● Entries provided:
* * *

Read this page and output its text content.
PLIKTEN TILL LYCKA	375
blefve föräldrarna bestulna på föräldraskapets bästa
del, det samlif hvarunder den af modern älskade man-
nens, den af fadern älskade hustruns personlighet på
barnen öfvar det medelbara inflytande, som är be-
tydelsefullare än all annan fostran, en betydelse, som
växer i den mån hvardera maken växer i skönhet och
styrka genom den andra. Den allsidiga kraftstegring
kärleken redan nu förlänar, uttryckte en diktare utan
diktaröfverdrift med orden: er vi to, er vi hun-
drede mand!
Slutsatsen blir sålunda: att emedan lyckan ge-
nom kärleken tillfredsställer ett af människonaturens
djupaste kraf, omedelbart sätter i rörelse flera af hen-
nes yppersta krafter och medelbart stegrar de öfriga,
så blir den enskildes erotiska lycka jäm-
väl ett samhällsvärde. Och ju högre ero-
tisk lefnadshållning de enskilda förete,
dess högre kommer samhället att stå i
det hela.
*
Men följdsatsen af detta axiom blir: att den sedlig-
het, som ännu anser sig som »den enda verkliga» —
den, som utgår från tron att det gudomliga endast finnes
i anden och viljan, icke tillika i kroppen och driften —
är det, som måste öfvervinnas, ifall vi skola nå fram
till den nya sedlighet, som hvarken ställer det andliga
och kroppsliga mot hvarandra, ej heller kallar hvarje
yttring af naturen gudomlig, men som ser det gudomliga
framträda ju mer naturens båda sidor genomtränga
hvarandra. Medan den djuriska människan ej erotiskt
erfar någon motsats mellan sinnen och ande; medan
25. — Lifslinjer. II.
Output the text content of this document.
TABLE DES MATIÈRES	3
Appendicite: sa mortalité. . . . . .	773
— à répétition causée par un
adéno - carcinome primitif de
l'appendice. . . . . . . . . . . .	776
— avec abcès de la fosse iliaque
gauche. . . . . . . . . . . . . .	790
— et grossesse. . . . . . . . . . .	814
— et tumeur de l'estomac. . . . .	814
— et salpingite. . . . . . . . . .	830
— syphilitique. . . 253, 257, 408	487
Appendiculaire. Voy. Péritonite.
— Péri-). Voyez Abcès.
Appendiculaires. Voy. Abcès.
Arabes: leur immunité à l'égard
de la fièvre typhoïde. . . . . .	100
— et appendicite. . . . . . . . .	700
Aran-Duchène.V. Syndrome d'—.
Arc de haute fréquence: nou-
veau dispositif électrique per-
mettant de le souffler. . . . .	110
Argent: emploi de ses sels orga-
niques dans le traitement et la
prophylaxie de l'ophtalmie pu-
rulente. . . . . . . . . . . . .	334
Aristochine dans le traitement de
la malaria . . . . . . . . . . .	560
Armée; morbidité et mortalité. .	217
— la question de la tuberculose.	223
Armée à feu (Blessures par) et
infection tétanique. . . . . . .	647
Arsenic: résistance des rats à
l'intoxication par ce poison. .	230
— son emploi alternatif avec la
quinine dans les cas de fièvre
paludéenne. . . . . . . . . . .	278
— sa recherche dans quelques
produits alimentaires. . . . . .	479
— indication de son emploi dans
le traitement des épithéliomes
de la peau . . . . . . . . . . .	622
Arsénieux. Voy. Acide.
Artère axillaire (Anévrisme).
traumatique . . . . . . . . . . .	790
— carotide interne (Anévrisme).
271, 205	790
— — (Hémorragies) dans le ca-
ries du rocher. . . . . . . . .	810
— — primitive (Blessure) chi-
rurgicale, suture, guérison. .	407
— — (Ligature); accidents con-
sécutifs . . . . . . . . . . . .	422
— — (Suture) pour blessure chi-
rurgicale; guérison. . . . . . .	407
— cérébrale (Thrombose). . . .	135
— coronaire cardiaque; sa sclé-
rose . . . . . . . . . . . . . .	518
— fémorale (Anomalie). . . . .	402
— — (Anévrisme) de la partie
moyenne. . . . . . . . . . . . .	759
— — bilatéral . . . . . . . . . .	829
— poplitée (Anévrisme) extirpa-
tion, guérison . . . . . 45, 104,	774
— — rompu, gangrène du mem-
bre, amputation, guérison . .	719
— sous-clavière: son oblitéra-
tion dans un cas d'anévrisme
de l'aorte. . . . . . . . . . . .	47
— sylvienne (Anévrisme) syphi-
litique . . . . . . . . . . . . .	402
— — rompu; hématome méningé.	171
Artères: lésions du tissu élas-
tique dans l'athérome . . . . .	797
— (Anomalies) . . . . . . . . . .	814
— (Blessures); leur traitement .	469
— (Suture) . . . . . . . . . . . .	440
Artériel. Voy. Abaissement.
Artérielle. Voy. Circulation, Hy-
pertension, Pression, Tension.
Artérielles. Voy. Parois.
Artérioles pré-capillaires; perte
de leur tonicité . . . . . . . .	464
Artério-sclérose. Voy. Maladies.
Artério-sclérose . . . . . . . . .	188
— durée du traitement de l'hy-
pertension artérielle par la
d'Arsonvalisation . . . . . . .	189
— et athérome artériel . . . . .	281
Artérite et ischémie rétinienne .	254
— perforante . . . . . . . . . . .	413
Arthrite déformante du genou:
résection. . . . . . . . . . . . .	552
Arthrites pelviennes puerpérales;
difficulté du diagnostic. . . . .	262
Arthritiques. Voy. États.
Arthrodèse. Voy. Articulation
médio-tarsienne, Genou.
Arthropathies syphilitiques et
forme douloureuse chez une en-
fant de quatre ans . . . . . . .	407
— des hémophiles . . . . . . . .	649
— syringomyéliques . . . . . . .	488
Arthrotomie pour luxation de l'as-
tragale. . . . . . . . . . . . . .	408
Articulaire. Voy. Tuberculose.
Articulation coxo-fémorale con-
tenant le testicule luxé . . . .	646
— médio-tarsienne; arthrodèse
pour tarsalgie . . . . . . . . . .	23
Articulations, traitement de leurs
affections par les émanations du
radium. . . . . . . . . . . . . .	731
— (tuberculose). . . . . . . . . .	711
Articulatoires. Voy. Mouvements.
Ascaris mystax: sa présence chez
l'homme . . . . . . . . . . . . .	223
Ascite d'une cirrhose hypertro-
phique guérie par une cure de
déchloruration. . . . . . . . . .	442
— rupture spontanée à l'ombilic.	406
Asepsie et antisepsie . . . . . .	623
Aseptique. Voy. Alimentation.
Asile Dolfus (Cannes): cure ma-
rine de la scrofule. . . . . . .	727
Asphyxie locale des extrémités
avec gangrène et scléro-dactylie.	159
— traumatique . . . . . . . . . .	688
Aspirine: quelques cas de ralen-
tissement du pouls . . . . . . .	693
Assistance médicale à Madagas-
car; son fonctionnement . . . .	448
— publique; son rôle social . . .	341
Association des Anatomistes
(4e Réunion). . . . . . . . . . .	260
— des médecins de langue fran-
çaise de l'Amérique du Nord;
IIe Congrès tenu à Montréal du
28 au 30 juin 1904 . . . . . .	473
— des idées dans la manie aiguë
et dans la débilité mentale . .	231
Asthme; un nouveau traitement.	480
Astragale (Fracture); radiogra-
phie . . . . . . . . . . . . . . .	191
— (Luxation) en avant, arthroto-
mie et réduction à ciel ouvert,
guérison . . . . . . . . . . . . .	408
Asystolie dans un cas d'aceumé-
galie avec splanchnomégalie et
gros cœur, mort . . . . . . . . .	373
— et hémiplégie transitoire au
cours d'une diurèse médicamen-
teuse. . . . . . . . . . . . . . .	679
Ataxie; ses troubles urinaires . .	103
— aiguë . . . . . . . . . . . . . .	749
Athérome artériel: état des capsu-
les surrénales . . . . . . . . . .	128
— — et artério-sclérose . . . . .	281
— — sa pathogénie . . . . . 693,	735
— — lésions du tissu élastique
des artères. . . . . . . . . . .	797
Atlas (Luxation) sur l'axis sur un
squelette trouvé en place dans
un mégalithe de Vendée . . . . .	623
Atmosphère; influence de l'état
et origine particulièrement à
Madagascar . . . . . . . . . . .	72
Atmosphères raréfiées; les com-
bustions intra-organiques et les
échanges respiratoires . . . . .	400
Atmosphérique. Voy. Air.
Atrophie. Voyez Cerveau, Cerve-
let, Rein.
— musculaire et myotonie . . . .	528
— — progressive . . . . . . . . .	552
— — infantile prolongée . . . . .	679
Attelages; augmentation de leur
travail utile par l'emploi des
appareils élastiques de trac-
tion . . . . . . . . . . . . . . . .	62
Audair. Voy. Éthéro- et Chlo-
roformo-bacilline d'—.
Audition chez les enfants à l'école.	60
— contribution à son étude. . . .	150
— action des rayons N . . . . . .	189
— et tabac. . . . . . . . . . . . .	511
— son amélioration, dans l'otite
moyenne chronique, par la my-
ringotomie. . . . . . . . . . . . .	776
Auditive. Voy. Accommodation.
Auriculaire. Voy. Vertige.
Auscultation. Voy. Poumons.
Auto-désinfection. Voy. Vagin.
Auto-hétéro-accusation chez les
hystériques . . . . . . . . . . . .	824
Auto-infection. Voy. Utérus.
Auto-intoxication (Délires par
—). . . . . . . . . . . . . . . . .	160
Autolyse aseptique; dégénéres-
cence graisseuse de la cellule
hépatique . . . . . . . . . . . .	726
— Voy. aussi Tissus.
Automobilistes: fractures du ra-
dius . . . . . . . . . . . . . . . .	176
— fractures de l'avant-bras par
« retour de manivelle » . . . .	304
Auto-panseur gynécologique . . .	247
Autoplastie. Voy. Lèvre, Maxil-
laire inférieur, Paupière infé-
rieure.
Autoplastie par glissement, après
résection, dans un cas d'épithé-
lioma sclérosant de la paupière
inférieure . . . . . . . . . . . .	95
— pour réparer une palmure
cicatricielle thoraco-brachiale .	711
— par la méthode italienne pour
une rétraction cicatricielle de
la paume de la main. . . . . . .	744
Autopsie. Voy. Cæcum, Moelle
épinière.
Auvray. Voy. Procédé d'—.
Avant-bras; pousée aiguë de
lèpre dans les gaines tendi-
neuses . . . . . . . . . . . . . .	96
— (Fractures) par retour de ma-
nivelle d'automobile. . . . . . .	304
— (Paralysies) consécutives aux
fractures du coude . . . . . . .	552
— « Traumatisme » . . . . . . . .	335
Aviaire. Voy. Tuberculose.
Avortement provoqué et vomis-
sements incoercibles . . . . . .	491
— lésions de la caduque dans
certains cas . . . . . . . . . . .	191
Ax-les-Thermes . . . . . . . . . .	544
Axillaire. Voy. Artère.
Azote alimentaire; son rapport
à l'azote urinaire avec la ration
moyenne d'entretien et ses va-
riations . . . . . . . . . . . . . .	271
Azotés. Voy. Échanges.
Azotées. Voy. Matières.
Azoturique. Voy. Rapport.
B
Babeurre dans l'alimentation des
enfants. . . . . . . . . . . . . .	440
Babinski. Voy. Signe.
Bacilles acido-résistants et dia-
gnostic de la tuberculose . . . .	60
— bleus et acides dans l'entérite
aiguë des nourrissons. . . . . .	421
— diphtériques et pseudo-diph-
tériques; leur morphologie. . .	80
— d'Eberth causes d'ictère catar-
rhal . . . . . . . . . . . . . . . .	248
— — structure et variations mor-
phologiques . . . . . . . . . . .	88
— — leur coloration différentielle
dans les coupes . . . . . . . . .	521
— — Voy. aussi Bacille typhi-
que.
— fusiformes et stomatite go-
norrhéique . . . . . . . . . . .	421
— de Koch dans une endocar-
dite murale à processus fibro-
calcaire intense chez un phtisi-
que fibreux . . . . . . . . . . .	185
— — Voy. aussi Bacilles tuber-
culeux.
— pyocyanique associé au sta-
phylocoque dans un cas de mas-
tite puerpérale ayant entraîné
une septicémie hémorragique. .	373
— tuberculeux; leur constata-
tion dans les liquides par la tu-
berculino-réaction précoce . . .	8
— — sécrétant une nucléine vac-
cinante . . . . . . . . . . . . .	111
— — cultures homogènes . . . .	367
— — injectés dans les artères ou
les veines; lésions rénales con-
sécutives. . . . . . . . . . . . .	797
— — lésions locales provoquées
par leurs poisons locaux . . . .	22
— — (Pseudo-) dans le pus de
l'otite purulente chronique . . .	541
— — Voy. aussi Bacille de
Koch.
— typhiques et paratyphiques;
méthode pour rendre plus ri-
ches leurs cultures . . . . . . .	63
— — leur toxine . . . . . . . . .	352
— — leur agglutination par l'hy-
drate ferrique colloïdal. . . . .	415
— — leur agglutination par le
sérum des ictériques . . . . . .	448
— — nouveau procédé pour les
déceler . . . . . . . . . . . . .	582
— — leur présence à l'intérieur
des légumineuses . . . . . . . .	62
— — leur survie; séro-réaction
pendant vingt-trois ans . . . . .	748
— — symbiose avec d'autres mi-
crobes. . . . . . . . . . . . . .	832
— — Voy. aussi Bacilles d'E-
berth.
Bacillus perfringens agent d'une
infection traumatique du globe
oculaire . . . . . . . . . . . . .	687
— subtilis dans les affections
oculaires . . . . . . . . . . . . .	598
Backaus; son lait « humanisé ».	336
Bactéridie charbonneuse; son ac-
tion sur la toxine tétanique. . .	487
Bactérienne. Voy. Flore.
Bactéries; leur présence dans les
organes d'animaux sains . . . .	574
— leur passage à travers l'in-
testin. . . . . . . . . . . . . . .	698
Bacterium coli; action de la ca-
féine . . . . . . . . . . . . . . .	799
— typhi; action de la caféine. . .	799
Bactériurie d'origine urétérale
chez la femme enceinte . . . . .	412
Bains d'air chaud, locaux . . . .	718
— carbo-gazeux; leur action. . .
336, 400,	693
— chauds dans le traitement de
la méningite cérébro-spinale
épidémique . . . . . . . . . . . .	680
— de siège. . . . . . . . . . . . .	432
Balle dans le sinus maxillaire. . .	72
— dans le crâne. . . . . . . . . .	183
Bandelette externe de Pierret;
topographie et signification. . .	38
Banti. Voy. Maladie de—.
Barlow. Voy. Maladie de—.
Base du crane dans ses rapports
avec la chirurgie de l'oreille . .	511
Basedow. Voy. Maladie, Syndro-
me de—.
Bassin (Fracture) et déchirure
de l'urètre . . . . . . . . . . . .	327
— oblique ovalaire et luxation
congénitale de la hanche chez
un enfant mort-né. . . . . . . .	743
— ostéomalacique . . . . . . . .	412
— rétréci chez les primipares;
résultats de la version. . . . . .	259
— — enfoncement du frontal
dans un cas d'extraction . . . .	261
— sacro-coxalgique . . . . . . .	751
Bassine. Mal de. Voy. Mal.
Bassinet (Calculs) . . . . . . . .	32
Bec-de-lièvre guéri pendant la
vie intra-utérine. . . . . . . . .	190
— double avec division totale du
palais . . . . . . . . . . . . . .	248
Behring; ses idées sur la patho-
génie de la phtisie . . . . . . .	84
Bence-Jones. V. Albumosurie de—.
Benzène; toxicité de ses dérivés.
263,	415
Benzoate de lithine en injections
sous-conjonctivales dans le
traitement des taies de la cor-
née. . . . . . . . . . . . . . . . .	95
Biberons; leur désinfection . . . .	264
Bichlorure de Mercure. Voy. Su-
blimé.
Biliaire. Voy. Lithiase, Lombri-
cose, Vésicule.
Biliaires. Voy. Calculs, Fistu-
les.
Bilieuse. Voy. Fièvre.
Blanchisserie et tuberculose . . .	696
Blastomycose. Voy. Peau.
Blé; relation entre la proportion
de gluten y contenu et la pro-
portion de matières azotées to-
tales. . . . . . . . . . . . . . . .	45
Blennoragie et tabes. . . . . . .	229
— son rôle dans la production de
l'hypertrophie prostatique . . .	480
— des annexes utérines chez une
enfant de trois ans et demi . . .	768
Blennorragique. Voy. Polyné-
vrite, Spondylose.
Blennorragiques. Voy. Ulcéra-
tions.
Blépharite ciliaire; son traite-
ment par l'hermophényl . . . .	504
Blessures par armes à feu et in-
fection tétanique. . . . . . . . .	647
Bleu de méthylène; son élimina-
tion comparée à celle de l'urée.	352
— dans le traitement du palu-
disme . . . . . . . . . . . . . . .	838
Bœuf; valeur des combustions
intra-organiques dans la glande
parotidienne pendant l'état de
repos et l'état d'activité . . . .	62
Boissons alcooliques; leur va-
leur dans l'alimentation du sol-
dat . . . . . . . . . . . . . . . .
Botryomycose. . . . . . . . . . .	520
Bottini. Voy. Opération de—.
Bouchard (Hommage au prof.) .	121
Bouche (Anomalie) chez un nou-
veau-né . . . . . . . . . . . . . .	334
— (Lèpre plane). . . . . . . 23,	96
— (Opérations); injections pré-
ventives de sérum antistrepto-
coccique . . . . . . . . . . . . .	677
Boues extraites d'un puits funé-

* * *

Calculate how many lines of the material include the string "moyenne", and state that number by itself.

● Result of this exercise:
3